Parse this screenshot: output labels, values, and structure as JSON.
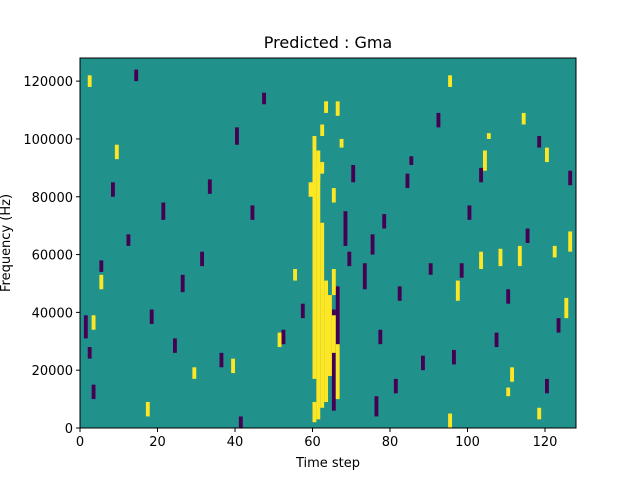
{
  "chart_data": {
    "type": "heatmap",
    "title": "Predicted : Gma",
    "xlabel": "Time step",
    "ylabel": "Frequency (Hz)",
    "xlim": [
      0,
      128
    ],
    "ylim": [
      0,
      128000
    ],
    "xticks": [
      "0",
      "20",
      "40",
      "60",
      "80",
      "100",
      "120"
    ],
    "xtick_values": [
      0,
      20,
      40,
      60,
      80,
      100,
      120
    ],
    "yticks": [
      "0",
      "20000",
      "40000",
      "60000",
      "80000",
      "100000",
      "120000"
    ],
    "ytick_values": [
      0,
      20000,
      40000,
      60000,
      80000,
      100000,
      120000
    ],
    "n_time_steps": 128,
    "n_freq_bins": 128,
    "freq_bin_width_hz": 1000,
    "values_description": "cell value 0 = low, 0.5 = background, 1 = high",
    "colors": {
      "low": "#440154",
      "mid": "#21918c",
      "high": "#fde725"
    },
    "background_value": 0.5,
    "high_cells": [
      [
        60,
        2,
        8
      ],
      [
        60,
        17,
        100
      ],
      [
        61,
        3,
        95
      ],
      [
        62,
        7,
        70
      ],
      [
        63,
        9,
        50
      ],
      [
        64,
        18,
        45
      ],
      [
        65,
        26,
        38
      ],
      [
        65,
        46,
        54
      ],
      [
        66,
        10,
        28
      ],
      [
        61,
        86,
        90
      ],
      [
        62,
        88,
        91
      ],
      [
        59,
        80,
        84
      ],
      [
        65,
        78,
        82
      ],
      [
        67,
        97,
        99
      ],
      [
        62,
        101,
        104
      ],
      [
        63,
        109,
        112
      ],
      [
        66,
        108,
        112
      ],
      [
        17,
        4,
        8
      ],
      [
        39,
        19,
        23
      ],
      [
        29,
        17,
        20
      ],
      [
        51,
        28,
        32
      ],
      [
        55,
        51,
        54
      ],
      [
        97,
        44,
        50
      ],
      [
        103,
        55,
        60
      ],
      [
        108,
        56,
        61
      ],
      [
        113,
        56,
        62
      ],
      [
        122,
        59,
        62
      ],
      [
        95,
        0,
        4
      ],
      [
        95,
        118,
        121
      ],
      [
        105,
        100,
        101
      ],
      [
        104,
        89,
        95
      ],
      [
        118,
        3,
        6
      ],
      [
        110,
        11,
        13
      ],
      [
        111,
        16,
        20
      ],
      [
        125,
        38,
        44
      ],
      [
        126,
        61,
        67
      ],
      [
        120,
        92,
        96
      ],
      [
        114,
        105,
        108
      ],
      [
        3,
        34,
        38
      ],
      [
        5,
        48,
        52
      ],
      [
        9,
        93,
        97
      ],
      [
        2,
        118,
        121
      ]
    ],
    "low_cells": [
      [
        65,
        6,
        40
      ],
      [
        66,
        28,
        48
      ],
      [
        68,
        63,
        74
      ],
      [
        69,
        56,
        60
      ],
      [
        70,
        85,
        90
      ],
      [
        73,
        48,
        56
      ],
      [
        75,
        60,
        66
      ],
      [
        76,
        4,
        10
      ],
      [
        77,
        29,
        33
      ],
      [
        78,
        69,
        73
      ],
      [
        81,
        12,
        16
      ],
      [
        82,
        44,
        48
      ],
      [
        84,
        83,
        87
      ],
      [
        85,
        91,
        93
      ],
      [
        88,
        20,
        24
      ],
      [
        90,
        53,
        56
      ],
      [
        92,
        104,
        108
      ],
      [
        1,
        31,
        38
      ],
      [
        2,
        24,
        27
      ],
      [
        3,
        10,
        14
      ],
      [
        5,
        54,
        57
      ],
      [
        8,
        80,
        84
      ],
      [
        12,
        63,
        66
      ],
      [
        14,
        120,
        123
      ],
      [
        18,
        36,
        40
      ],
      [
        21,
        72,
        77
      ],
      [
        24,
        26,
        30
      ],
      [
        26,
        47,
        52
      ],
      [
        31,
        56,
        60
      ],
      [
        33,
        81,
        85
      ],
      [
        36,
        21,
        25
      ],
      [
        40,
        98,
        103
      ],
      [
        41,
        0,
        3
      ],
      [
        44,
        72,
        76
      ],
      [
        47,
        112,
        115
      ],
      [
        52,
        29,
        33
      ],
      [
        57,
        38,
        42
      ],
      [
        96,
        22,
        26
      ],
      [
        98,
        52,
        56
      ],
      [
        100,
        72,
        76
      ],
      [
        103,
        85,
        89
      ],
      [
        107,
        28,
        32
      ],
      [
        110,
        43,
        47
      ],
      [
        115,
        64,
        68
      ],
      [
        118,
        97,
        100
      ],
      [
        120,
        12,
        16
      ],
      [
        123,
        33,
        37
      ],
      [
        126,
        84,
        88
      ]
    ]
  }
}
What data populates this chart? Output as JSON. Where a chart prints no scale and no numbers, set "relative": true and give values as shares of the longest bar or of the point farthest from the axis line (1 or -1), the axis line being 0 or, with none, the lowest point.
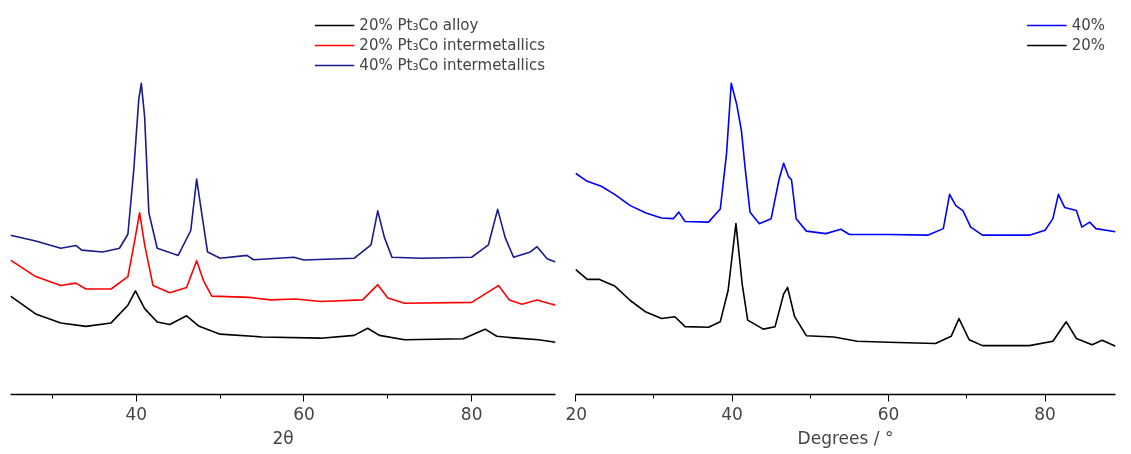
{
  "chart_data": [
    {
      "type": "line",
      "xlabel": "2θ",
      "relative": true,
      "legend": "top right",
      "xlim": [
        25,
        90
      ],
      "xticks": [
        {
          "value": 30,
          "label": null
        },
        40,
        {
          "value": 50,
          "label": null
        },
        60,
        {
          "value": 70,
          "label": null
        },
        80
      ],
      "series": [
        {
          "name": "20% Pt₃Co alloy",
          "color": "#000000",
          "x": [
            25,
            28,
            31,
            34,
            37,
            39,
            39.9,
            41,
            42.5,
            44,
            46,
            47.5,
            50,
            55,
            62,
            66,
            67.6,
            69,
            72,
            79,
            81.6,
            83,
            85,
            88,
            90
          ],
          "values": [
            0.316,
            0.259,
            0.23,
            0.219,
            0.23,
            0.287,
            0.333,
            0.276,
            0.233,
            0.225,
            0.253,
            0.219,
            0.194,
            0.185,
            0.181,
            0.19,
            0.213,
            0.19,
            0.176,
            0.179,
            0.21,
            0.187,
            0.182,
            0.176,
            0.168
          ]
        },
        {
          "name": "20% Pt₃Co intermetallics",
          "color": "#ff0000",
          "x": [
            25,
            28,
            31,
            32.8,
            34,
            37,
            39,
            39.8,
            40.4,
            41,
            42,
            44,
            46,
            47.2,
            48,
            49,
            53.5,
            56,
            59,
            62,
            67,
            68.8,
            70,
            72,
            80,
            83.2,
            84.5,
            86,
            87.8,
            90
          ],
          "values": [
            0.432,
            0.379,
            0.35,
            0.358,
            0.339,
            0.339,
            0.379,
            0.493,
            0.584,
            0.481,
            0.35,
            0.327,
            0.344,
            0.43,
            0.367,
            0.316,
            0.312,
            0.304,
            0.307,
            0.299,
            0.304,
            0.353,
            0.31,
            0.293,
            0.296,
            0.35,
            0.304,
            0.29,
            0.304,
            0.287
          ]
        },
        {
          "name": "40% Pt₃Co intermetallics",
          "color": "#1a1a8c",
          "x": [
            25,
            28,
            31,
            32.8,
            33.5,
            36,
            38,
            39,
            39.7,
            40.3,
            40.6,
            41,
            41.5,
            42.5,
            45,
            46.5,
            47.2,
            47.8,
            48.5,
            50,
            53.2,
            54,
            58.8,
            60,
            66,
            68,
            68.8,
            69.6,
            70.5,
            74,
            80,
            82,
            83.1,
            84,
            85,
            87,
            87.8,
            89,
            90
          ],
          "values": [
            0.512,
            0.493,
            0.47,
            0.479,
            0.464,
            0.458,
            0.47,
            0.515,
            0.721,
            0.949,
            1.0,
            0.892,
            0.584,
            0.47,
            0.447,
            0.527,
            0.692,
            0.584,
            0.458,
            0.438,
            0.447,
            0.433,
            0.441,
            0.432,
            0.438,
            0.481,
            0.59,
            0.504,
            0.441,
            0.438,
            0.441,
            0.481,
            0.595,
            0.504,
            0.441,
            0.458,
            0.475,
            0.436,
            0.426
          ]
        }
      ]
    },
    {
      "type": "line",
      "xlabel": "Degrees / °",
      "relative": true,
      "legend": "top right",
      "xlim": [
        20,
        89
      ],
      "xticks": [
        20,
        {
          "value": 30,
          "label": null
        },
        40,
        {
          "value": 50,
          "label": null
        },
        60,
        {
          "value": 70,
          "label": null
        },
        80
      ],
      "series": [
        {
          "name": "40%",
          "color": "#0000ff",
          "x": [
            20,
            21.5,
            23.3,
            25,
            27,
            29,
            31,
            32.5,
            33.2,
            34,
            37,
            38.5,
            39.3,
            39.9,
            40.6,
            41.2,
            41.7,
            42.3,
            43.5,
            45,
            46,
            46.6,
            47.2,
            47.6,
            48.2,
            49.5,
            52,
            53.9,
            55,
            60,
            65,
            67,
            67.8,
            68.6,
            69.5,
            70.5,
            72,
            78,
            80,
            81,
            81.7,
            82.5,
            84,
            84.7,
            85.7,
            86.5,
            89
          ],
          "values": [
            0.711,
            0.685,
            0.669,
            0.643,
            0.607,
            0.583,
            0.567,
            0.565,
            0.586,
            0.556,
            0.554,
            0.596,
            0.774,
            1.0,
            0.932,
            0.848,
            0.722,
            0.586,
            0.549,
            0.565,
            0.69,
            0.743,
            0.701,
            0.69,
            0.565,
            0.525,
            0.517,
            0.531,
            0.514,
            0.514,
            0.512,
            0.533,
            0.643,
            0.607,
            0.591,
            0.538,
            0.512,
            0.512,
            0.528,
            0.565,
            0.643,
            0.601,
            0.591,
            0.538,
            0.554,
            0.533,
            0.523
          ]
        },
        {
          "name": "20%",
          "color": "#000000",
          "x": [
            20,
            21.5,
            23,
            25,
            27,
            29,
            31,
            32.7,
            34,
            37,
            38.5,
            39.5,
            40.5,
            41.3,
            42,
            44,
            45.5,
            46.6,
            47.1,
            48,
            49.5,
            53,
            56,
            60,
            66,
            68,
            69,
            70.3,
            72,
            78,
            81,
            82.7,
            84,
            86,
            87.3,
            89
          ],
          "values": [
            0.402,
            0.37,
            0.37,
            0.349,
            0.302,
            0.265,
            0.244,
            0.25,
            0.218,
            0.216,
            0.234,
            0.334,
            0.549,
            0.355,
            0.239,
            0.21,
            0.218,
            0.323,
            0.344,
            0.25,
            0.189,
            0.185,
            0.171,
            0.168,
            0.164,
            0.187,
            0.244,
            0.176,
            0.157,
            0.157,
            0.171,
            0.234,
            0.18,
            0.16,
            0.174,
            0.155
          ]
        }
      ]
    }
  ]
}
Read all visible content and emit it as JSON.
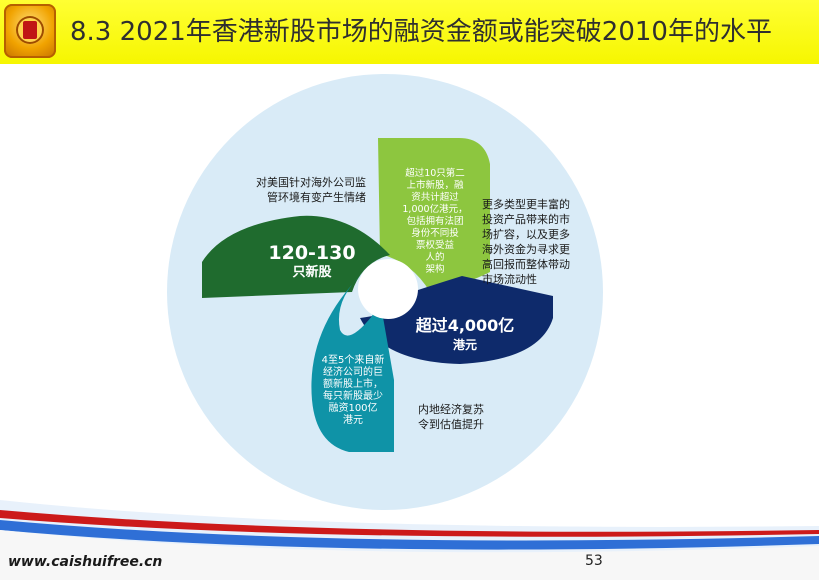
{
  "slide": {
    "title": "8.3 2021年香港新股市场的融资金额或能突破2010年的水平",
    "footer_url": "www.caishuifree.cn",
    "page_number": "53"
  },
  "diagram": {
    "green_petal": {
      "line1": "120-130",
      "line2": "只新股"
    },
    "navy_petal": {
      "line1": "超过4,000亿",
      "line2": "港元"
    },
    "teal_petal": {
      "lines": [
        "4至5个来自新",
        "经济公司的巨",
        "额新股上市，",
        "每只新股最少",
        "融资100亿",
        "港元"
      ]
    },
    "lime_petal": {
      "lines": [
        "超过10只第二",
        "上市新股，融",
        "资共计超过",
        "1,000亿港元，",
        "包括拥有法团",
        "身份不同投",
        "票权受益",
        "人的",
        "架构"
      ]
    },
    "left_note": {
      "lines": [
        "对美国针对海外公司监",
        "管环境有变产生情绪"
      ]
    },
    "right_note": {
      "lines": [
        "更多类型更丰富的",
        "投资产品带来的市",
        "场扩容，以及更多",
        "海外资金为寻求更",
        "高回报而整体带动",
        "市场流动性"
      ]
    },
    "bottom_note": {
      "lines": [
        "内地经济复苏",
        "令到估值提升"
      ]
    }
  },
  "colors": {
    "title_bg": "#ffff33",
    "circle_bg": "#d9ebf7",
    "green": "#1f6b2e",
    "lime": "#8dc63f",
    "navy": "#0e2a6b",
    "teal": "#0f93a7"
  }
}
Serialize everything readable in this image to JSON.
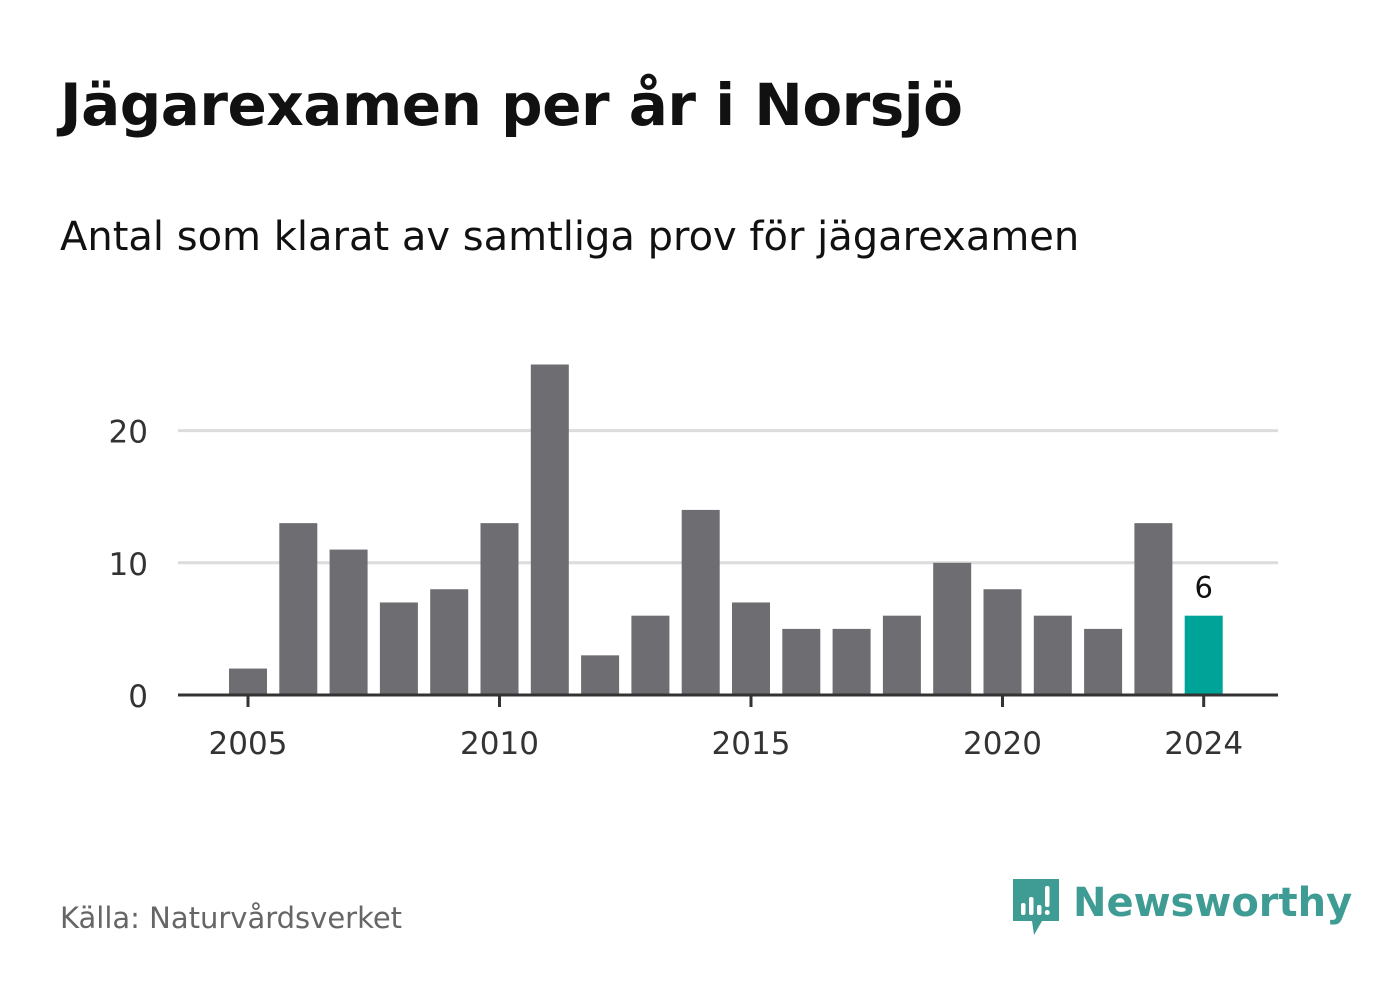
{
  "title": "Jägarexamen per år i Norsjö",
  "subtitle": "Antal som klarat av samtliga prov för jägarexamen",
  "source": "Källa: Naturvårdsverket",
  "brand": {
    "name": "Newsworthy",
    "color": "#3f9c94",
    "icon": "newsworthy-logo-icon"
  },
  "colors": {
    "bar": "#6e6d72",
    "highlight": "#00a398",
    "grid": "#dcdcdc",
    "axis": "#333333",
    "tick_text": "#333333"
  },
  "chart_data": {
    "type": "bar",
    "categories": [
      2005,
      2006,
      2007,
      2008,
      2009,
      2010,
      2011,
      2012,
      2013,
      2014,
      2015,
      2016,
      2017,
      2018,
      2019,
      2020,
      2021,
      2022,
      2023,
      2024
    ],
    "values": [
      2,
      13,
      11,
      7,
      8,
      13,
      25,
      3,
      6,
      14,
      7,
      5,
      5,
      6,
      10,
      8,
      6,
      5,
      13,
      6
    ],
    "x_tick_labels": [
      "2005",
      "2010",
      "2015",
      "2020",
      "2024"
    ],
    "x_ticks": [
      2005,
      2010,
      2015,
      2020,
      2024
    ],
    "y_ticks": [
      0,
      10,
      20
    ],
    "y_tick_labels": [
      "0",
      "10",
      "20"
    ],
    "ylim": [
      0,
      27
    ],
    "grid": true,
    "highlight_category": 2024,
    "data_labels": [
      {
        "category": 2024,
        "text": "6"
      }
    ]
  }
}
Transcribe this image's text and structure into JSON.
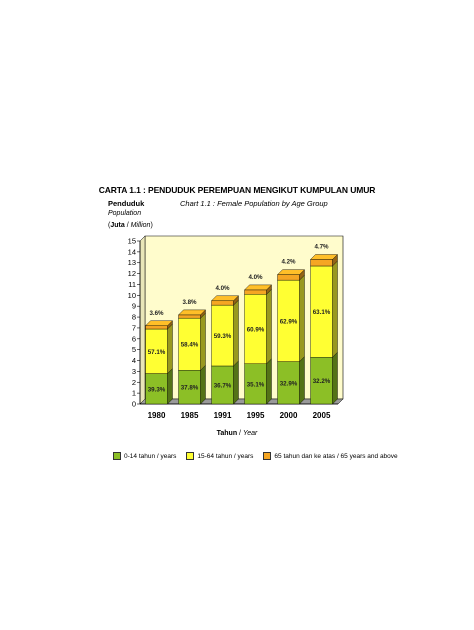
{
  "chart_data": {
    "type": "bar",
    "stacked": true,
    "title": "CARTA 1.1 : PENDUDUK PEREMPUAN MENGIKUT KUMPULAN UMUR",
    "subtitle": "Chart 1.1 : Female Population by Age Group",
    "ylabel": {
      "line1": "Penduduk",
      "line2": "Population",
      "line3_bold": "Juta",
      "line3_sep": " / ",
      "line3_italic": "Million",
      "open": "(",
      "close": ")"
    },
    "xlabel": {
      "bold": "Tahun",
      "sep": " / ",
      "italic": "Year"
    },
    "categories": [
      "1980",
      "1985",
      "1991",
      "1995",
      "2000",
      "2005"
    ],
    "ylim": [
      0,
      15
    ],
    "yticks": [
      "0",
      "1",
      "2",
      "3",
      "4",
      "5",
      "6",
      "7",
      "8",
      "9",
      "10",
      "11",
      "12",
      "13",
      "14",
      "15"
    ],
    "grid": false,
    "legend_position": "bottom",
    "series": [
      {
        "name": "0-14 tahun / years",
        "color": "#8cbf26",
        "values": [
          2.8,
          3.1,
          3.5,
          3.7,
          3.9,
          4.3
        ],
        "labels": [
          "39.3%",
          "37.8%",
          "36.7%",
          "35.1%",
          "32.9%",
          "32.2%"
        ]
      },
      {
        "name": "15-64 tahun / years",
        "color": "#ffff33",
        "values": [
          4.1,
          4.8,
          5.6,
          6.4,
          7.5,
          8.4
        ],
        "labels": [
          "57.1%",
          "58.4%",
          "59.3%",
          "60.9%",
          "62.9%",
          "63.1%"
        ]
      },
      {
        "name": "65 tahun dan ke atas / 65 years and above",
        "color": "#f5a623",
        "values": [
          0.3,
          0.3,
          0.4,
          0.4,
          0.5,
          0.6
        ],
        "labels": [
          "3.6%",
          "3.8%",
          "4.0%",
          "4.0%",
          "4.2%",
          "4.7%"
        ]
      }
    ],
    "colors": {
      "plot_background": "#fffccc",
      "floor": "#9a9a9a",
      "side_dark": "#5a5a00"
    }
  }
}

--- Work instructions ---
Tally up the lines with the word "axis" in them, and answer with that number by itself.

--- Written solution ---
2